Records
'''

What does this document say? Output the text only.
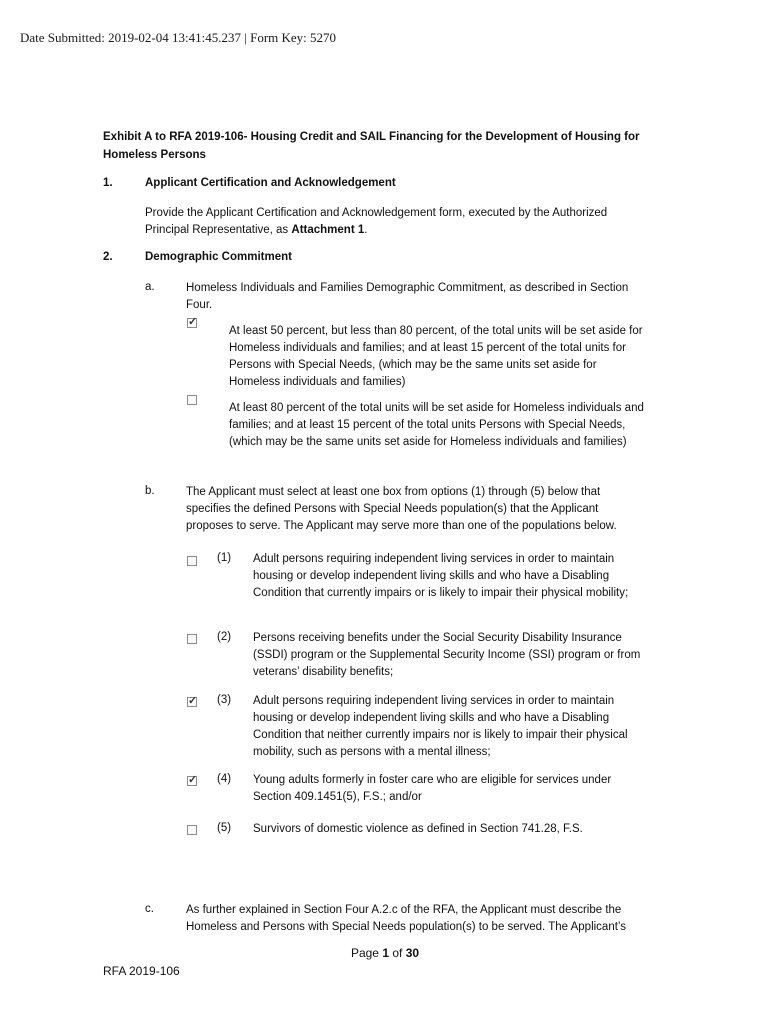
Date Submitted: 2019-02-04 13:41:45.237 | Form Key: 5270
Exhibit A to RFA 2019-106- Housing Credit and SAIL Financing for the Development of Housing for Homeless Persons
1.	Applicant Certification and Acknowledgement
Provide the Applicant Certification and Acknowledgement form, executed by the Authorized Principal Representative, as Attachment 1.
2.	Demographic Commitment
a.	Homeless Individuals and Families Demographic Commitment, as described in Section Four.
✓
At least 50 percent, but less than 80 percent, of the total units will be set aside for Homeless individuals and families; and at least 15 percent of the total units for Persons with Special Needs, (which may be the same units set aside for Homeless individuals and families)
At least 80 percent of the total units will be set aside for Homeless individuals and families; and at least 15 percent of the total units Persons with Special Needs, (which may be the same units set aside for Homeless individuals and families)
b.	The Applicant must select at least one box from options (1) through (5) below that specifies the defined Persons with Special Needs population(s) that the Applicant proposes to serve. The Applicant may serve more than one of the populations below.
(1) Adult persons requiring independent living services in order to maintain housing or develop independent living skills and who have a Disabling Condition that currently impairs or is likely to impair their physical mobility;
(2) Persons receiving benefits under the Social Security Disability Insurance (SSDI) program or the Supplemental Security Income (SSI) program or from veterans’ disability benefits;
✓
(3) Adult persons requiring independent living services in order to maintain housing or develop independent living skills and who have a Disabling Condition that neither currently impairs nor is likely to impair their physical mobility, such as persons with a mental illness;
✓
(4) Young adults formerly in foster care who are eligible for services under Section 409.1451(5), F.S.; and/or
(5) Survivors of domestic violence as defined in Section 741.28, F.S.
c.	As further explained in Section Four A.2.c of the RFA, the Applicant must describe the Homeless and Persons with Special Needs population(s) to be served. The Applicant’s
Page 1 of 30
RFA 2019-106
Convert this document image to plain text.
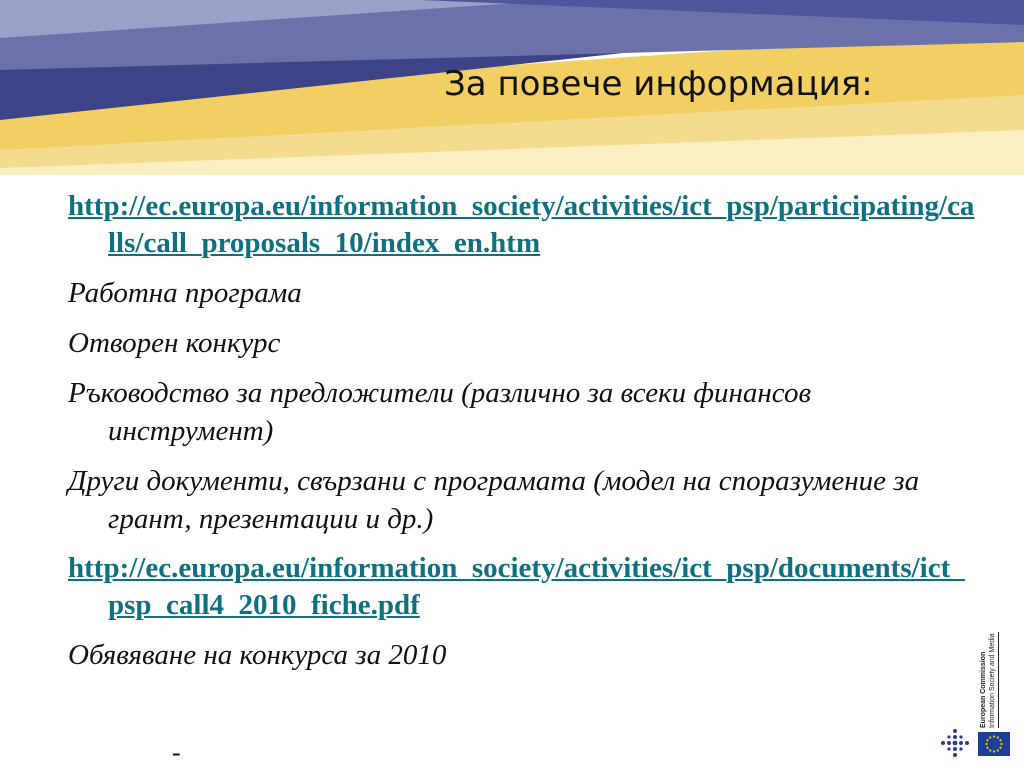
За повече информация:
http://ec.europa.eu/information_society/activities/ict_psp/participating/calls/call_proposals_10/index_en.htm
Работна програма
Отворен конкурс
Ръководство за предложители (различно за всеки финансов инструмент)
Други документи, свързани с програмата (модел на споразумение за грант, презентации и др.)
http://ec.europa.eu/information_society/activities/ict_psp/documents/ict_psp_call4_2010_fiche.pdf
Обявяване на конкурса за 2010
-
European Commission Information Society and Media
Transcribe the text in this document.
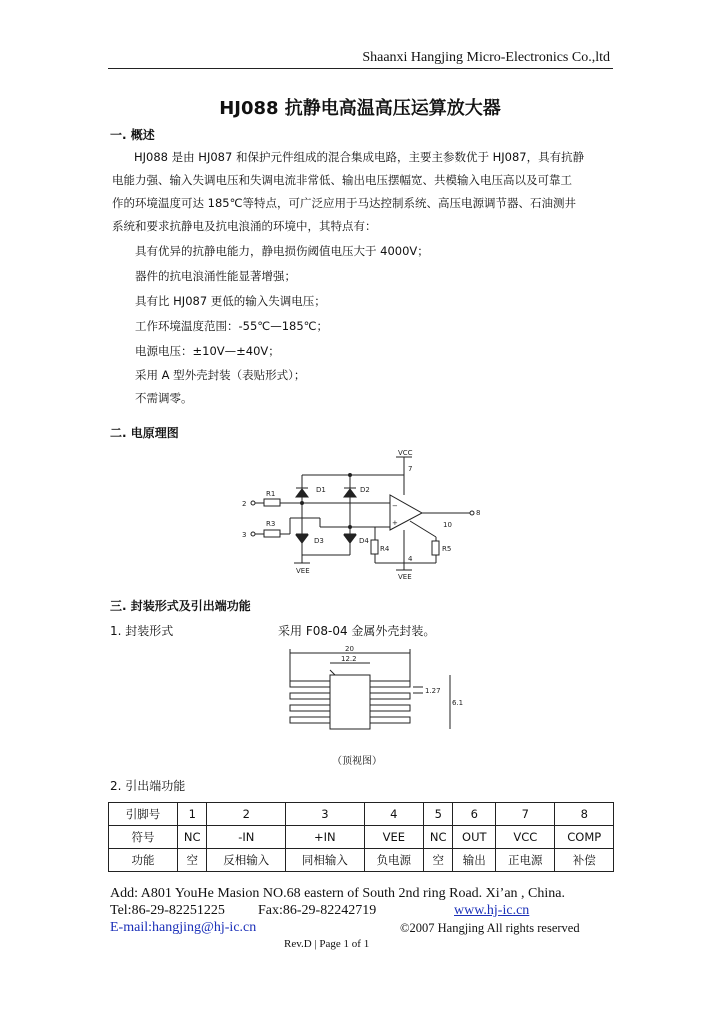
Shaanxi Hangjing Micro-Electronics Co.,ltd
HJ088 抗静电高温高压运算放大器
一. 概述
HJ088 是由 HJ087 和保护元件组成的混合集成电路，主要主参数优于 HJ087，具有抗静
电能力强、输入失调电压和失调电流非常低、输出电压摆幅宽、共模输入电压高以及可靠工
作的环境温度可达 185℃等特点，可广泛应用于马达控制系统、高压电源调节器、石油测井
系统和要求抗静电及抗电浪涌的环境中，其特点有：
具有优异的抗静电能力，静电损伤阈值电压大于 4000V；
器件的抗电浪涌性能显著增强；
具有比 HJ087 更低的输入失调电压；
工作环境温度范围：-55℃—185℃；
电源电压：±10V—±40V；
采用 A 型外壳封装（表贴形式）；
不需调零。
二. 电原理图
VCC
7
−
+
8
10
R5
4
VEE
R4
2
R1
3
R3
D1	D2
D3	D4
VEE
三. 封装形式及引出端功能
1. 封装形式	采用 F08-04 金属外壳封装。
20
12.2
1.27
6.1
（顶视图）
2. 引出端功能
引脚号	1	2	3	4	5	6	7	8
符号	NC	-IN	+IN	VEE	NC	OUT	VCC	COMP
功能	空	反相输入	同相输入	负电源	空	输出	正电源	补偿
Add: A801 YouHe Masion NO.68 eastern of South 2nd ring Road. Xi’an , China.
Tel:86-29-82251225 Fax:86-29-82242719	www.hj-ic.cn
E-mail:hangjing@hj-ic.cn	©2007 Hangjing All rights reserved
Rev.D | Page 1 of 1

'''

**Written problem**
How many lines of the data contain the word "requiring"? Answer with the number alone.

**Answer**
2